_What is asked_: Return the records, each one exactly as written.

--- START OF The data ---

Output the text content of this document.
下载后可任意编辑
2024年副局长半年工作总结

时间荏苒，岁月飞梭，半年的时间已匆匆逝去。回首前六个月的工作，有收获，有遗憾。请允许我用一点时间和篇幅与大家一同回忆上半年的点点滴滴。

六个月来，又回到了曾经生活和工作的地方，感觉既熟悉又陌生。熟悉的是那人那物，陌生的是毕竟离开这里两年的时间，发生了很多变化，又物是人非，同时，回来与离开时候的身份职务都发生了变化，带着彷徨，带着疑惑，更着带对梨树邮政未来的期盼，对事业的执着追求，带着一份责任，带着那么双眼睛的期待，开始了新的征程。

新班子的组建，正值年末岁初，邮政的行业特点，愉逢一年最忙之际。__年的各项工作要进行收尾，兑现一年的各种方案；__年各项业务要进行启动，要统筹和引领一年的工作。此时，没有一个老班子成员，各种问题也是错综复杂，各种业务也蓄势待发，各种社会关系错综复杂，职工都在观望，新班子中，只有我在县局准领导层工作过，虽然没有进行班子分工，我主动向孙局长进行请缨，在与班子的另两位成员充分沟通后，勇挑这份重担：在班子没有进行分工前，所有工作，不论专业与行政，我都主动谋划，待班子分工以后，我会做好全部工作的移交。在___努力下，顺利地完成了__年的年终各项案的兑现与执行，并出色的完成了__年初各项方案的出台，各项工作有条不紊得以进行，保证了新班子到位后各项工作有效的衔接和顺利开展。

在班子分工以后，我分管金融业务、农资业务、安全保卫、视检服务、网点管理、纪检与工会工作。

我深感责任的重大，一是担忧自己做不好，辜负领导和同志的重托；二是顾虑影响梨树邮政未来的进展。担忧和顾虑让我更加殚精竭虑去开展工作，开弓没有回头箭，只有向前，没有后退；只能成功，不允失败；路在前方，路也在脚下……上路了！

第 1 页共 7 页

--- END OF The data ---

_Written response_:
Output the text content of this document.
下载后可任意编辑
2024年副局长半年工作总结

时间荏苒，岁月飞梭，半年的时间已匆匆逝去。回首前六个月的工作，有收获，有遗憾。请允许我用一点时间和篇幅与大家一同回忆上半年的点点滴滴。

六个月来，又回到了曾经生活和工作的地方，感觉既熟悉又陌生。熟悉的是那人那物，陌生的是毕竟离开这里两年的时间，发生了很多变化，又物是人非，同时，回来与离开时候的身份职务都发生了变化，带着彷徨，带着疑惑，更着带对梨树邮政未来的期盼，对事业的执着追求，带着一份责任，带着那么双眼睛的期待，开始了新的征程。

新班子的组建，正值年末岁初，邮政的行业特点，愉逢一年最忙之际。__年的各项工作要进行收尾，兑现一年的各种方案；__年各项业务要进行启动，要统筹和引领一年的工作。此时，没有一个老班子成员，各种问题也是错综复杂，各种业务也蓄势待发，各种社会关系错综复杂，职工都在观望，新班子中，只有我在县局准领导层工作过，虽然没有进行班子分工，我主动向孙局长进行请缨，在与班子的另两位成员充分沟通后，勇挑这份重担：在班子没有进行分工前，所有工作，不论专业与行政，我都主动谋划，待班子分工以后，我会做好全部工作的移交。在___努力下，顺利地完成了__年的年终各项案的兑现与执行，并出色的完成了__年初各项方案的出台，各项工作有条不紊得以进行，保证了新班子到位后各项工作有效的衔接和顺利开展。

在班子分工以后，我分管金融业务、农资业务、安全保卫、视检服务、网点管理、纪检与工会工作。

我深感责任的重大，一是担忧自己做不好，辜负领导和同志的重托；二是顾虑影响梨树邮政未来的进展。担忧和顾虑让我更加殚精竭虑去开展工作，开弓没有回头箭，只有向前，没有后退；只能成功，不允失败；路在前方，路也在脚下……上路了！

第 1 页共 7 页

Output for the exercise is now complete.